# Records provided
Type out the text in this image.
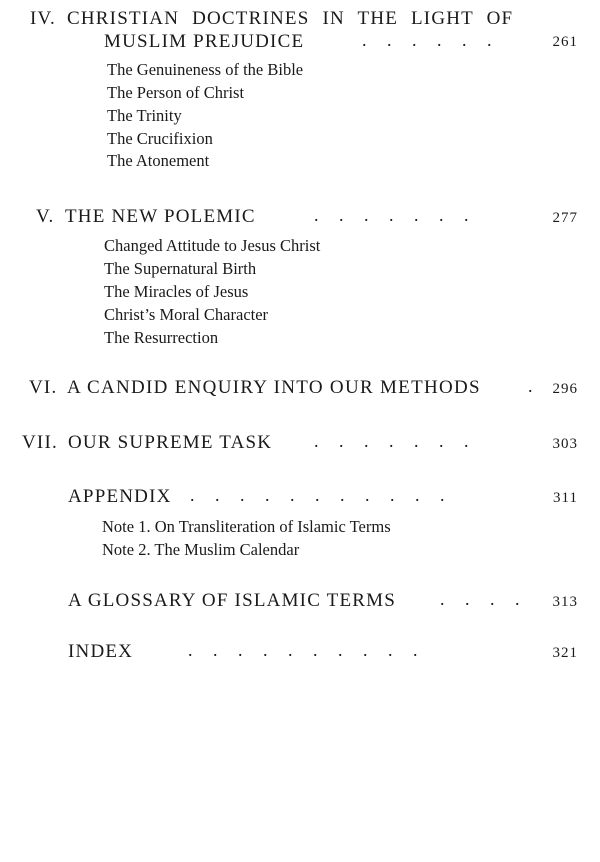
IV. CHRISTIAN DOCTRINES IN THE LIGHT OF
MUSLIM PREJUDICE	. . . . . .	261
The Genuineness of the Bible
The Person of Christ
The Trinity
The Crucifixion
The Atonement
V. THE NEW POLEMIC	. . . . . . .	277
Changed Attitude to Jesus Christ
The Supernatural Birth
The Miracles of Jesus
Christ’s Moral Character
The Resurrection
VI. A CANDID ENQUIRY INTO OUR METHODS	. 296
VII. OUR SUPREME TASK . . . . . . .	303
APPENDIX . . . . . . . . . . .	311
Note 1. On Transliteration of Islamic Terms
Note 2. The Muslim Calendar
A GLOSSARY OF ISLAMIC TERMS . . . . 313
INDEX	. . . . . . . . . .	321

# Written instruction
From the data above, gather every line that includes the word "Note".

# The completed task
Note 1. On Transliteration of Islamic Terms
Note 2. The Muslim Calendar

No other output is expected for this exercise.